Start of Extracted material

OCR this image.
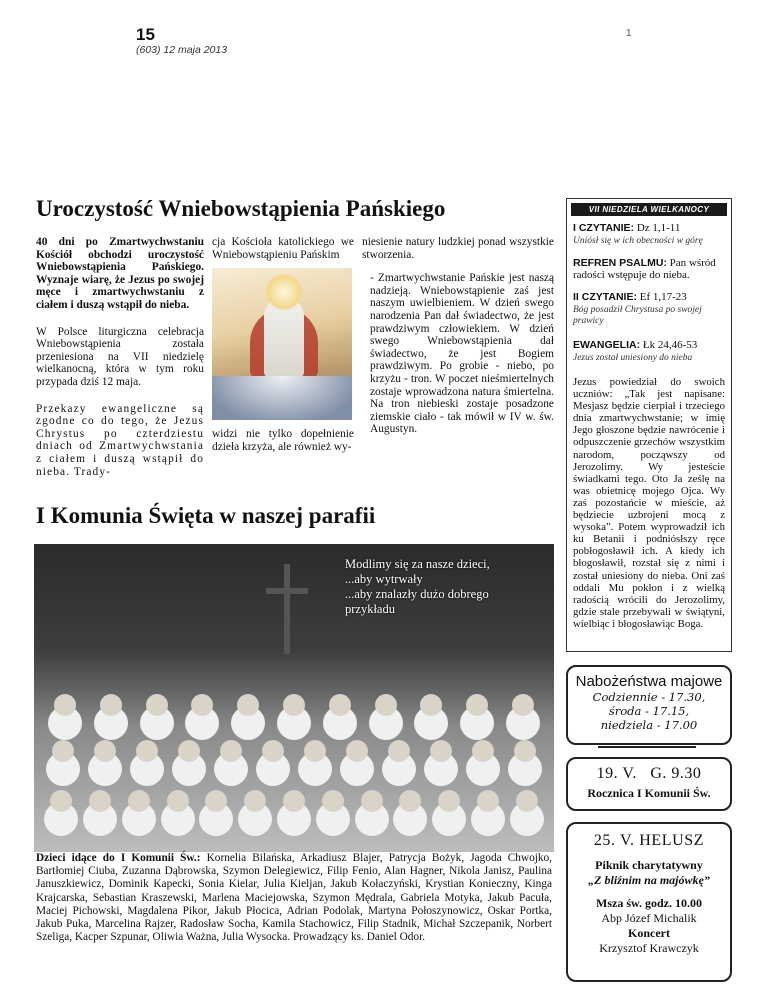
15
(603) 12 maja 2013
1
Uroczystość Wniebowstąpienia Pańskiego

40 dni po Zmartwychwstaniu Kościół obchodzi uroczystość Wniebowstąpienia Pańskiego. Wyznaje wiarę, że Jezus po swojej męce i zmartwychwstaniu z ciałem i duszą wstąpił do nieba.

W Polsce liturgiczna celebracja Wniebowstąpienia została przeniesiona na VII niedzielę wielkanocną, która w tym roku przypada dziś 12 maja.

Przekazy ewangeliczne są zgodne co do tego, że Jezus Chrystus po czterdziestu dniach od Zmartwychwstania z ciałem i duszą wstąpił do nieba. Trady-

cja Kościoła katolickiego we Wniebowstąpieniu Pańskim

widzi nie tylko dopełnienie dzieła krzyża, ale również wy-

niesienie natury ludzkiej ponad wszystkie stworzenia.

- Zmartwychwstanie Pańskie jest naszą nadzieją. Wniebowstąpienie zaś jest naszym uwielbieniem. W dzień swego narodzenia Pan dał świadectwo, że jest prawdziwym człowiekiem. W dzień swego Wniebowstąpienia dał świadectwo, że jest Bogiem prawdziwym. Po grobie - niebo, po krzyżu - tron. W poczet nieśmiertelnych zostaje wprowadzona natura śmiertelna. Na tron niebieski zostaje posadzone ziemskie ciało - tak mówił w IV w. św. Augustyn.

I Komunia Święta w naszej parafii
Modlimy się za nasze dzieci,
...aby wytrwały
...aby znalazły dużo dobrego
przykładu
Dzieci idące do I Komunii Św.: Kornelia Bilańska, Arkadiusz Blajer, Patrycja Bożyk, Jagoda Chwojko, Bartłomiej Ciuba, Zuzanna Dąbrowska, Szymon Delegiewicz, Filip Fenio, Alan Hagner, Nikola Janisz, Paulina Januszkiewicz, Dominik Kapecki, Sonia Kielar, Julia Kieljan, Jakub Kołaczyński, Krystian Konieczny, Kinga Krajcarska, Sebastian Kraszewski, Marlena Maciejowska, Szymon Mędrala, Gabriela Motyka, Jakub Pacuła, Maciej Pichowski, Magdalena Pikor, Jakub Płocica, Adrian Podolak, Martyna Połoszynowicz, Oskar Portka, Jakub Puka, Marcelina Rajzer, Radosław Socha, Kamila Stachowicz, Filip Stadnik, Michał Szczepanik, Norbert Szeliga, Kacper Szpunar, Oliwia Ważna, Julia Wysocka. Prowadzący ks. Daniel Odor.
VII NIEDZIELA WIELKANOCY
I CZYTANIE: Dz 1,1-11
Uniósł się w ich obecności w górę
REFREN PSALMU: Pan wśród radości wstępuje do nieba.
II CZYTANIE: Ef 1,17-23
Bóg posadził Chrystusa po swojej prawicy
EWANGELIA: Łk 24,46-53
Jezus został uniesiony do nieba

Jezus powiedział do swoich uczniów: „Tak jest napisane: Mesjasz będzie cierpiał i trzeciego dnia zmartwychwstanie; w imię Jego głoszone będzie nawrócenie i odpuszczenie grzechów wszystkim narodom, począwszy od Jerozolimy. Wy jesteście świadkami tego. Oto Ja ześlę na was obietnicę mojego Ojca. Wy zaś pozostańcie w mieście, aż będziecie uzbrojeni mocą z wysoka”. Potem wyprowadził ich ku Betanii i podniósłszy ręce pobłogosławił ich. A kiedy ich błogosławił, rozstał się z nimi i został uniesiony do nieba. Oni zaś oddali Mu pokłon i z wielką radością wrócili do Jerozolimy, gdzie stale przebywali w świątyni, wielbiąc i błogosławiąc Boga.

Nabożeństwa majowe
Codziennie - 17.30,
środa - 17.15,
niedziela - 17.00
19. V.   G. 9.30
Rocznica I Komunii Św.
25. V. HELUSZ
Piknik charytatywny
„Z bliźnim na majówkę”
Msza św. godz. 10.00
Abp Józef Michalik
Koncert
Krzysztof Krawczyk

End of Extracted material

▶ **Written instruction**
Copy the material above in full and exactly, skipping pictures.

▶ **Complete response**
OCR this image.
15
(603) 12 maja 2013
1
Uroczystość Wniebowstąpienia Pańskiego

40 dni po Zmartwychwstaniu Kościół obchodzi uroczystość Wniebowstąpienia Pańskiego. Wyznaje wiarę, że Jezus po swojej męce i zmartwychwstaniu z ciałem i duszą wstąpił do nieba.

W Polsce liturgiczna celebracja Wniebowstąpienia została przeniesiona na VII niedzielę wielkanocną, która w tym roku przypada dziś 12 maja.

Przekazy ewangeliczne są zgodne co do tego, że Jezus Chrystus po czterdziestu dniach od Zmartwychwstania z ciałem i duszą wstąpił do nieba. Trady-

cja Kościoła katolickiego we Wniebowstąpieniu Pańskim

widzi nie tylko dopełnienie dzieła krzyża, ale również wy-

niesienie natury ludzkiej ponad wszystkie stworzenia.

- Zmartwychwstanie Pańskie jest naszą nadzieją. Wniebowstąpienie zaś jest naszym uwielbieniem. W dzień swego narodzenia Pan dał świadectwo, że jest prawdziwym człowiekiem. W dzień swego Wniebowstąpienia dał świadectwo, że jest Bogiem prawdziwym. Po grobie - niebo, po krzyżu - tron. W poczet nieśmiertelnych zostaje wprowadzona natura śmiertelna. Na tron niebieski zostaje posadzone ziemskie ciało - tak mówił w IV w. św. Augustyn.

I Komunia Święta w naszej parafii
Modlimy się za nasze dzieci,
...aby wytrwały
...aby znalazły dużo dobrego
przykładu
Dzieci idące do I Komunii Św.: Kornelia Bilańska, Arkadiusz Blajer, Patrycja Bożyk, Jagoda Chwojko, Bartłomiej Ciuba, Zuzanna Dąbrowska, Szymon Delegiewicz, Filip Fenio, Alan Hagner, Nikola Janisz, Paulina Januszkiewicz, Dominik Kapecki, Sonia Kielar, Julia Kieljan, Jakub Kołaczyński, Krystian Konieczny, Kinga Krajcarska, Sebastian Kraszewski, Marlena Maciejowska, Szymon Mędrala, Gabriela Motyka, Jakub Pacuła, Maciej Pichowski, Magdalena Pikor, Jakub Płocica, Adrian Podolak, Martyna Połoszynowicz, Oskar Portka, Jakub Puka, Marcelina Rajzer, Radosław Socha, Kamila Stachowicz, Filip Stadnik, Michał Szczepanik, Norbert Szeliga, Kacper Szpunar, Oliwia Ważna, Julia Wysocka. Prowadzący ks. Daniel Odor.
VII NIEDZIELA WIELKANOCY
I CZYTANIE: Dz 1,1-11
Uniósł się w ich obecności w górę
REFREN PSALMU: Pan wśród radości wstępuje do nieba.
II CZYTANIE: Ef 1,17-23
Bóg posadził Chrystusa po swojej prawicy
EWANGELIA: Łk 24,46-53
Jezus został uniesiony do nieba

Jezus powiedział do swoich uczniów: „Tak jest napisane: Mesjasz będzie cierpiał i trzeciego dnia zmartwychwstanie; w imię Jego głoszone będzie nawrócenie i odpuszczenie grzechów wszystkim narodom, począwszy od Jerozolimy. Wy jesteście świadkami tego. Oto Ja ześlę na was obietnicę mojego Ojca. Wy zaś pozostańcie w mieście, aż będziecie uzbrojeni mocą z wysoka”. Potem wyprowadził ich ku Betanii i podniósłszy ręce pobłogosławił ich. A kiedy ich błogosławił, rozstał się z nimi i został uniesiony do nieba. Oni zaś oddali Mu pokłon i z wielką radością wrócili do Jerozolimy, gdzie stale przebywali w świątyni, wielbiąc i błogosławiąc Boga.

Nabożeństwa majowe
Codziennie - 17.30,
środa - 17.15,
niedziela - 17.00
19. V.   G. 9.30
Rocznica I Komunii Św.
25. V. HELUSZ
Piknik charytatywny
„Z bliźnim na majówkę”
Msza św. godz. 10.00
Abp Józef Michalik
Koncert
Krzysztof Krawczyk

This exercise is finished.